▸ WHAT THE EXERCISE ASKS
Gather every line in the records below that contains the word "year".

▸ Stored records
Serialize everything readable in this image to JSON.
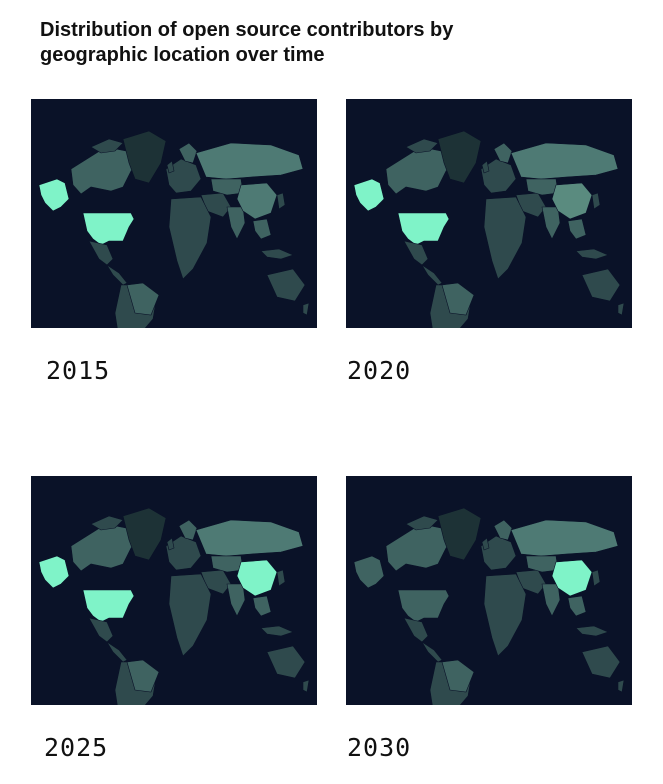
{
  "title": "Distribution of open source contributors by geographic location over time",
  "colors": {
    "background": "#0a1228",
    "low": "#2f4a4d",
    "mid": "#3f6361",
    "high": "#4e7a74",
    "highlight": "#7ff3c8",
    "greenland": "#1d3236"
  },
  "panels": [
    {
      "year": "2015",
      "highlights": [
        "usa",
        "alaska"
      ],
      "china_level": "high"
    },
    {
      "year": "2020",
      "highlights": [
        "usa",
        "alaska"
      ],
      "china_level": "lighter"
    },
    {
      "year": "2025",
      "highlights": [
        "usa",
        "alaska",
        "china"
      ],
      "china_level": "highlight"
    },
    {
      "year": "2030",
      "highlights": [
        "china"
      ],
      "china_level": "highlight"
    }
  ]
}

▸ RESULT FOR THIS EXERCISE
      "year": "2015",
      "year": "2020",
      "year": "2025",
      "year": "2030",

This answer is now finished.